Select and copy out every line in the records containing "później".

════

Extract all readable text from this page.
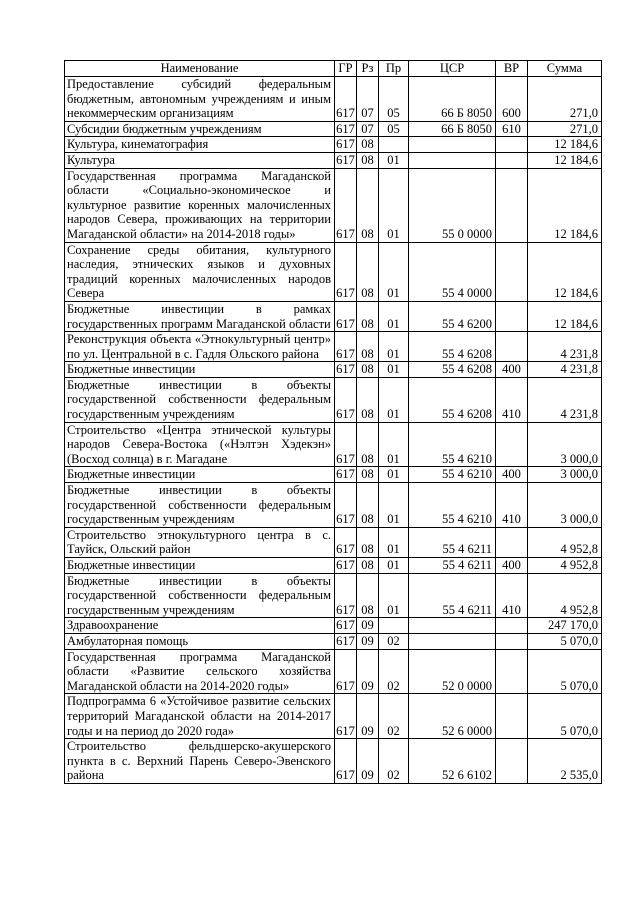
Наименование	ГР	Рз	Пр	ЦСР	ВР	Сумма
Предоставление субсидий федеральным бюджетным, автономным учреждениям и иным некоммерческим организациям	617	07	05	66 Б 8050	600	271,0
Субсидии бюджетным учреждениям	617	07	05	66 Б 8050	610	271,0
Культура, кинематография	617	08				12 184,6
Культура	617	08	01			12 184,6
Государственная программа Магаданской области «Социально-экономическое и культурное развитие коренных малочисленных народов Севера, проживающих на территории Магаданской области» на 2014-2018 годы»	617	08	01	55 0 0000		12 184,6
Сохранение среды обитания, культурного наследия, этнических языков и духовных традиций коренных малочисленных народов Севера	617	08	01	55 4 0000		12 184,6
Бюджетные инвестиции в рамках государственных программ Магаданской области	617	08	01	55 4 6200		12 184,6
Реконструкция объекта «Этнокультурный центр» по ул. Центральной в с. Гадля Ольского района	617	08	01	55 4 6208		4 231,8
Бюджетные инвестиции	617	08	01	55 4 6208	400	4 231,8
Бюджетные инвестиции в объекты государственной собственности федеральным государственным учреждениям	617	08	01	55 4 6208	410	4 231,8
Строительство «Центра этнической культуры народов Севера-Востока («Нэлтэн Хэдекэн» (Восход солнца) в г. Магадане	617	08	01	55 4 6210		3 000,0
Бюджетные инвестиции	617	08	01	55 4 6210	400	3 000,0
Бюджетные инвестиции в объекты государственной собственности федеральным государственным учреждениям	617	08	01	55 4 6210	410	3 000,0
Строительство этнокультурного центра в с. Тауйск, Ольский район	617	08	01	55 4 6211		4 952,8
Бюджетные инвестиции	617	08	01	55 4 6211	400	4 952,8
Бюджетные инвестиции в объекты государственной собственности федеральным государственным учреждениям	617	08	01	55 4 6211	410	4 952,8
Здравоохранение	617	09				247 170,0
Амбулаторная помощь	617	09	02			5 070,0
Государственная программа Магаданской области «Развитие сельского хозяйства Магаданской области на 2014-2020 годы»	617	09	02	52 0 0000		5 070,0
Подпрограмма 6 «Устойчивое развитие сельских территорий Магаданской области на 2014-2017 годы и на период до 2020 года»	617	09	02	52 6 0000		5 070,0
Строительство фельдшерско-акушерского пункта в с. Верхний Парень Северо-Эвенского района	617	09	02	52 6 6102		2 535,0
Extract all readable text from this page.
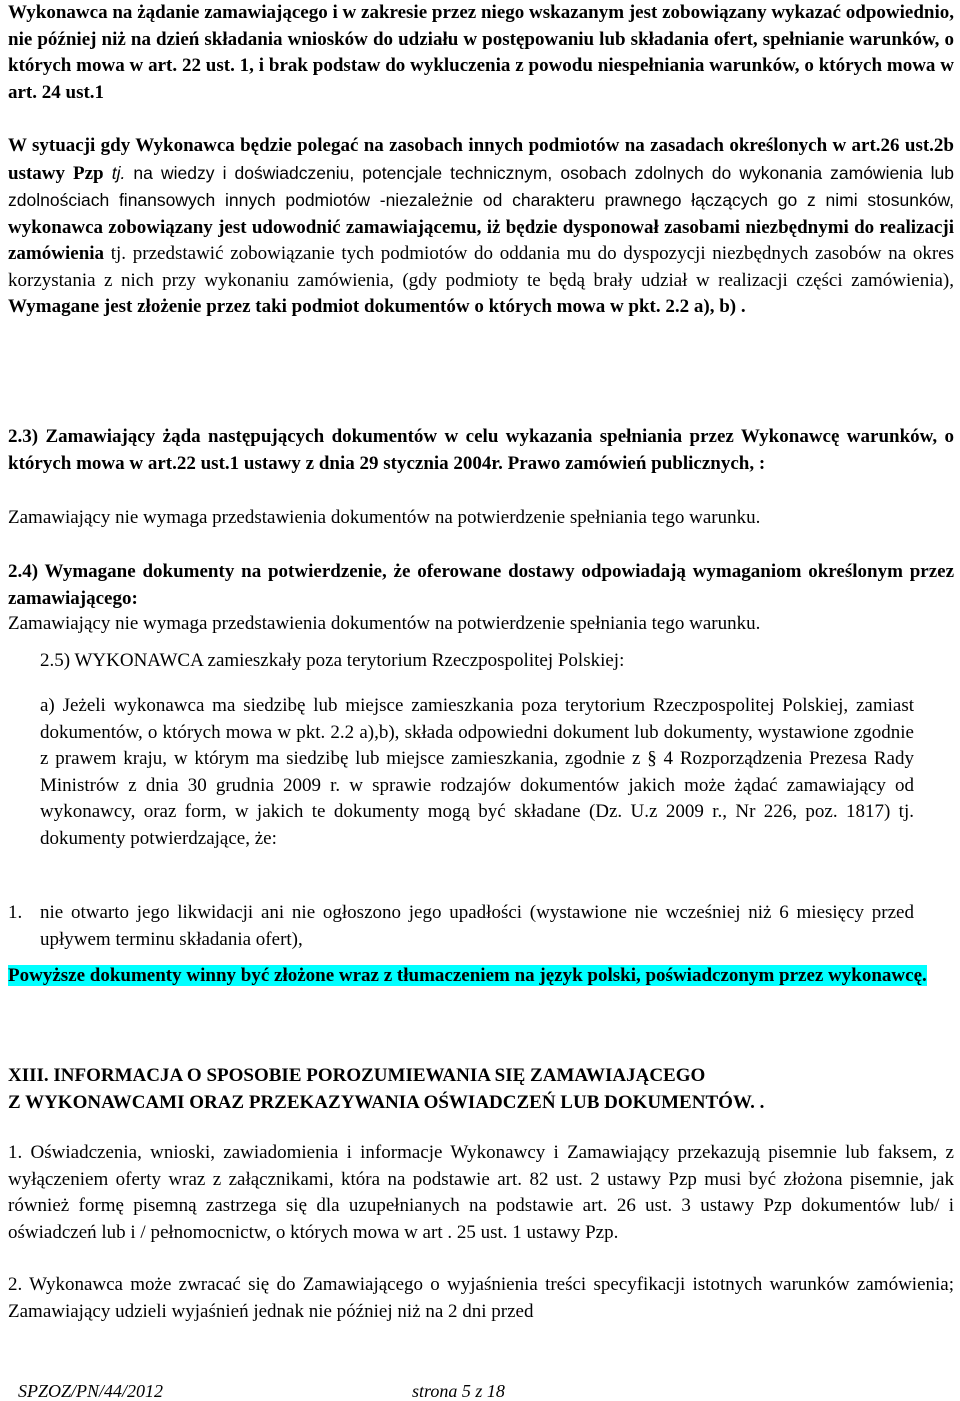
Wykonawca na żądanie zamawiającego i w zakresie przez niego wskazanym jest zobowiązany wykazać odpowiednio, nie później niż na dzień składania wniosków do udziału w postępowaniu lub składania ofert, spełnianie warunków, o których mowa w art. 22 ust. 1, i brak podstaw do wykluczenia z powodu niespełniania warunków, o których mowa w art. 24 ust.1

W sytuacji gdy Wykonawca będzie polegać na zasobach innych podmiotów na zasadach określonych w art.26 ust.2b ustawy Pzp tj. na wiedzy i doświadczeniu, potencjale technicznym, osobach zdolnych do wykonania zamówienia lub zdolnościach finansowych innych podmiotów -niezależnie od charakteru prawnego łączących go z nimi stosunków, wykonawca zobowiązany jest udowodnić zamawiającemu, iż będzie dysponował zasobami niezbędnymi do realizacji zamówienia tj. przedstawić zobowiązanie tych podmiotów do oddania mu do dyspozycji niezbędnych zasobów na okres korzystania z nich przy wykonaniu zamówienia, (gdy podmioty te będą brały udział w realizacji części zamówienia), Wymagane jest złożenie przez taki podmiot dokumentów o których mowa w pkt. 2.2 a), b) .

2.3) Zamawiający żąda następujących dokumentów w celu wykazania spełniania przez Wykonawcę warunków, o których mowa w art.22 ust.1 ustawy z dnia 29 stycznia 2004r. Prawo zamówień publicznych, :

Zamawiający nie wymaga przedstawienia dokumentów na potwierdzenie spełniania tego warunku.

2.4) Wymagane dokumenty na potwierdzenie, że oferowane dostawy odpowiadają wymaganiom określonym przez zamawiającego:

Zamawiający nie wymaga przedstawienia dokumentów na potwierdzenie spełniania tego warunku.

2.5) WYKONAWCA zamieszkały poza terytorium Rzeczpospolitej Polskiej:

a) Jeżeli wykonawca ma siedzibę lub miejsce zamieszkania poza terytorium Rzeczpospolitej Polskiej, zamiast dokumentów, o których mowa w pkt. 2.2 a),b), składa odpowiedni dokument lub dokumenty, wystawione zgodnie z prawem kraju, w którym ma siedzibę lub miejsce zamieszkania, zgodnie z § 4 Rozporządzenia Prezesa Rady Ministrów z dnia 30 grudnia 2009 r. w sprawie rodzajów dokumentów jakich może żądać zamawiający od wykonawcy, oraz form, w jakich te dokumenty mogą być składane (Dz. U.z 2009 r., Nr 226, poz. 1817) tj. dokumenty potwierdzające, że:

1. nie otwarto jego likwidacji ani nie ogłoszono jego upadłości (wystawione nie wcześniej niż 6 miesięcy przed upływem terminu składania ofert),

Powyższe dokumenty winny być złożone wraz z tłumaczeniem na język polski, poświadczonym przez wykonawcę.

XIII. INFORMACJA O SPOSOBIE POROZUMIEWANIA SIĘ ZAMAWIAJĄCEGO

Z WYKONAWCAMI ORAZ PRZEKAZYWANIA OŚWIADCZEŃ LUB DOKUMENTÓW. .

1. Oświadczenia, wnioski, zawiadomienia i informacje Wykonawcy i Zamawiający przekazują pisemnie lub faksem, z wyłączeniem oferty wraz z załącznikami, która na podstawie art. 82 ust. 2 ustawy Pzp musi być złożona pisemnie, jak również formę pisemną zastrzega się dla uzupełnianych na podstawie art. 26 ust. 3 ustawy Pzp dokumentów lub/ i oświadczeń lub i / pełnomocnictw, o których mowa w art . 25 ust. 1 ustawy Pzp.

2. Wykonawca może zwracać się do Zamawiającego o wyjaśnienia treści specyfikacji istotnych warunków zamówienia; Zamawiający udzieli wyjaśnień jednak nie później niż na 2 dni przed

SPZOZ/PN/44/2012	strona 5 z 18
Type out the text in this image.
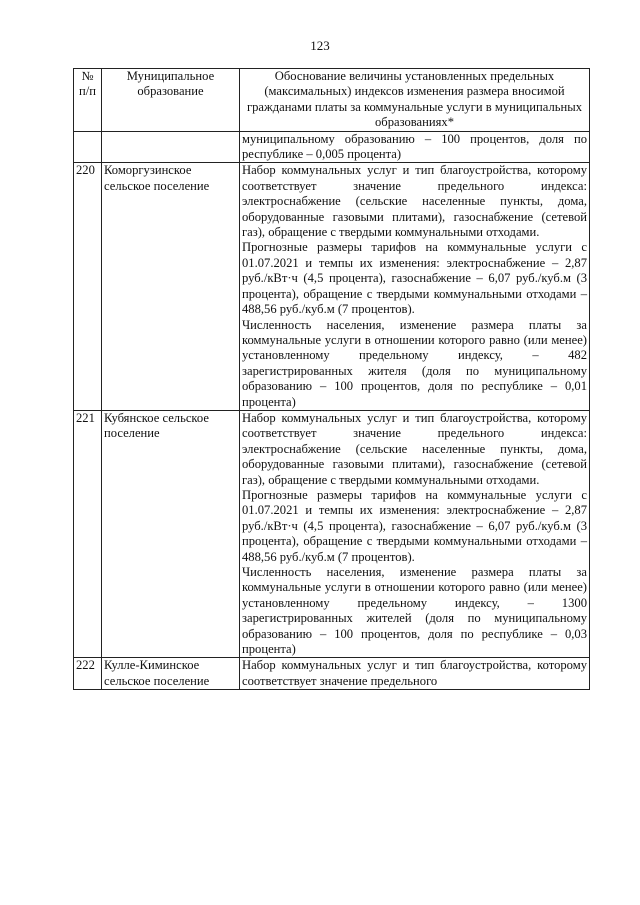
123
№ п/п	Муниципальное образование	Обоснование величины установленных предельных (максимальных) индексов изменения размера вносимой гражданами платы за коммунальные услуги в муниципальных образованиях*

		муниципальному образованию – 100 процентов, доля по республике – 0,005 процента)

220	Коморгузинское сельское поселение	Набор коммунальных услуг и тип благоустройства, которому соответствует значение предельного индекса: электроснабжение (сельские населенные пункты, дома, оборудованные газовыми плитами), газоснабжение (сетевой газ), обращение с твердыми коммунальными отходами.

Прогнозные размеры тарифов на коммунальные услуги с 01.07.2021 и темпы их изменения: электроснабжение – 2,87 руб./кВт·ч (4,5 процента), газоснабжение – 6,07 руб./куб.м (3 процента), обращение с твердыми коммунальными отходами – 488,56 руб./куб.м (7 процентов).

Численность населения, изменение размера платы за коммунальные услуги в отношении которого равно (или менее) установленному предельному индексу, – 482 зарегистрированных жителя (доля по муниципальному образованию – 100 процентов, доля по республике – 0,01 процента)

221	Кубянское сельское поселение	Набор коммунальных услуг и тип благоустройства, которому соответствует значение предельного индекса: электроснабжение (сельские населенные пункты, дома, оборудованные газовыми плитами), газоснабжение (сетевой газ), обращение с твердыми коммунальными отходами.

Прогнозные размеры тарифов на коммунальные услуги с 01.07.2021 и темпы их изменения: электроснабжение – 2,87 руб./кВт·ч (4,5 процента), газоснабжение – 6,07 руб./куб.м (3 процента), обращение с твердыми коммунальными отходами – 488,56 руб./куб.м (7 процентов).

Численность населения, изменение размера платы за коммунальные услуги в отношении которого равно (или менее) установленному предельному индексу, – 1300 зарегистрированных жителей (доля по муниципальному образованию – 100 процентов, доля по республике – 0,03 процента)

222	Кулле-Киминское сельское поселение	Набор коммунальных услуг и тип благоустройства, которому соответствует значение предельного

════

Solution for this problem:
Wykonawca na żądanie zamawiającego i w zakresie przez niego wskazanym jest zobowiązany wykazać odpowiednio, nie później niż na dzień składania wniosków do udziału w postępowaniu lub składania ofert, spełnianie warunków, o których mowa w art. 22 ust. 1, i brak podstaw do wykluczenia z powodu niespełniania warunków, o których mowa w art. 24 ust.1
2. Wykonawca może zwracać się do Zamawiającego o wyjaśnienia treści specyfikacji istotnych warunków zamówienia; Zamawiający udzieli wyjaśnień jednak nie później niż na 2 dni przed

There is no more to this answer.